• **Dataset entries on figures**
++++++
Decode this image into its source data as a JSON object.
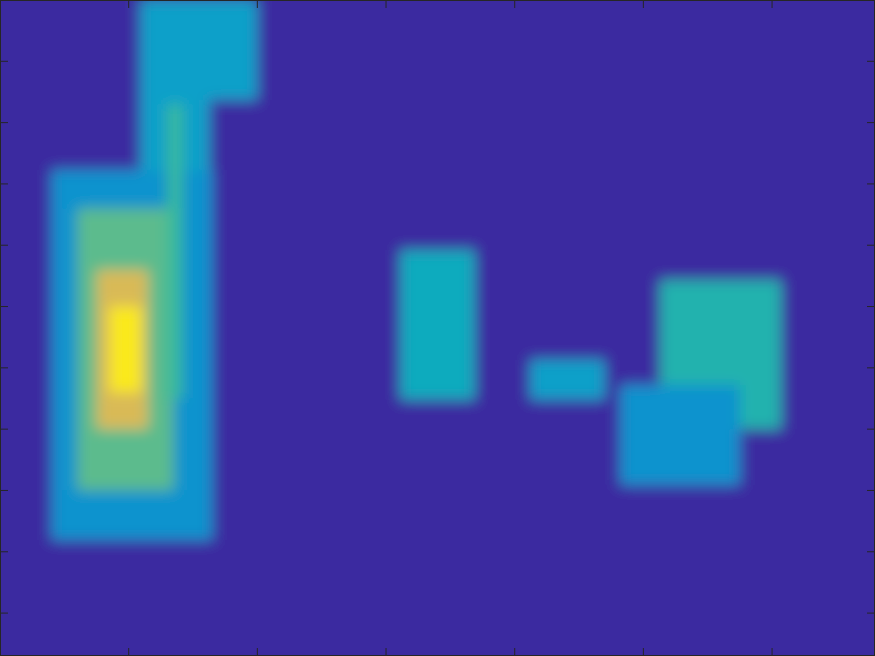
{
  "chart_data": {
    "type": "heatmap",
    "xlim": [
      0,
      6.8
    ],
    "ylim": [
      0.3,
      11
    ],
    "xticks": [
      1,
      2,
      3,
      4,
      5,
      6
    ],
    "yticks": [
      1,
      2,
      3,
      4,
      5,
      6,
      7,
      8,
      9,
      10
    ],
    "tick_labels": false,
    "clim": [
      0,
      1
    ],
    "cells": [
      {
        "x": [
          0,
          6.8
        ],
        "y": [
          0.3,
          11
        ],
        "value": 0
      },
      {
        "x": [
          0.4,
          1.65
        ],
        "y": [
          2.19,
          8.23
        ],
        "value": 0.3
      },
      {
        "x": [
          1.09,
          2.0
        ],
        "y": [
          9.37,
          11
        ],
        "value": 0.35
      },
      {
        "x": [
          1.09,
          1.63
        ],
        "y": [
          8.2,
          9.4
        ],
        "value": 0.35
      },
      {
        "x": [
          0.6,
          1.35
        ],
        "y": [
          3.0,
          7.6
        ],
        "value": 0.55
      },
      {
        "x": [
          1.3,
          1.42
        ],
        "y": [
          4.5,
          9.3
        ],
        "value": 0.5
      },
      {
        "x": [
          0.75,
          1.15
        ],
        "y": [
          4.0,
          6.6
        ],
        "value": 0.75
      },
      {
        "x": [
          0.85,
          1.1
        ],
        "y": [
          4.6,
          6.0
        ],
        "value": 0.95
      },
      {
        "x": [
          3.11,
          3.69
        ],
        "y": [
          4.48,
          6.92
        ],
        "value": 0.4
      },
      {
        "x": [
          4.12,
          4.7
        ],
        "y": [
          4.48,
          5.13
        ],
        "value": 0.35
      },
      {
        "x": [
          5.13,
          6.07
        ],
        "y": [
          4.0,
          6.43
        ],
        "value": 0.45
      },
      {
        "x": [
          4.82,
          5.75
        ],
        "y": [
          3.09,
          4.72
        ],
        "value": 0.3
      }
    ]
  }
}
++++++
• **What to work on**
The listing above must be printed again exactly, minus its pictures.

• **Task output**
Decode this image into its source data as a JSON object.
{
  "chart_data": {
    "type": "heatmap",
    "xlim": [
      0,
      6.8
    ],
    "ylim": [
      0.3,
      11
    ],
    "xticks": [
      1,
      2,
      3,
      4,
      5,
      6
    ],
    "yticks": [
      1,
      2,
      3,
      4,
      5,
      6,
      7,
      8,
      9,
      10
    ],
    "tick_labels": false,
    "clim": [
      0,
      1
    ],
    "cells": [
      {
        "x": [
          0,
          6.8
        ],
        "y": [
          0.3,
          11
        ],
        "value": 0
      },
      {
        "x": [
          0.4,
          1.65
        ],
        "y": [
          2.19,
          8.23
        ],
        "value": 0.3
      },
      {
        "x": [
          1.09,
          2.0
        ],
        "y": [
          9.37,
          11
        ],
        "value": 0.35
      },
      {
        "x": [
          1.09,
          1.63
        ],
        "y": [
          8.2,
          9.4
        ],
        "value": 0.35
      },
      {
        "x": [
          0.6,
          1.35
        ],
        "y": [
          3.0,
          7.6
        ],
        "value": 0.55
      },
      {
        "x": [
          1.3,
          1.42
        ],
        "y": [
          4.5,
          9.3
        ],
        "value": 0.5
      },
      {
        "x": [
          0.75,
          1.15
        ],
        "y": [
          4.0,
          6.6
        ],
        "value": 0.75
      },
      {
        "x": [
          0.85,
          1.1
        ],
        "y": [
          4.6,
          6.0
        ],
        "value": 0.95
      },
      {
        "x": [
          3.11,
          3.69
        ],
        "y": [
          4.48,
          6.92
        ],
        "value": 0.4
      },
      {
        "x": [
          4.12,
          4.7
        ],
        "y": [
          4.48,
          5.13
        ],
        "value": 0.35
      },
      {
        "x": [
          5.13,
          6.07
        ],
        "y": [
          4.0,
          6.43
        ],
        "value": 0.45
      },
      {
        "x": [
          4.82,
          5.75
        ],
        "y": [
          3.09,
          4.72
        ],
        "value": 0.3
      }
    ]
  }
}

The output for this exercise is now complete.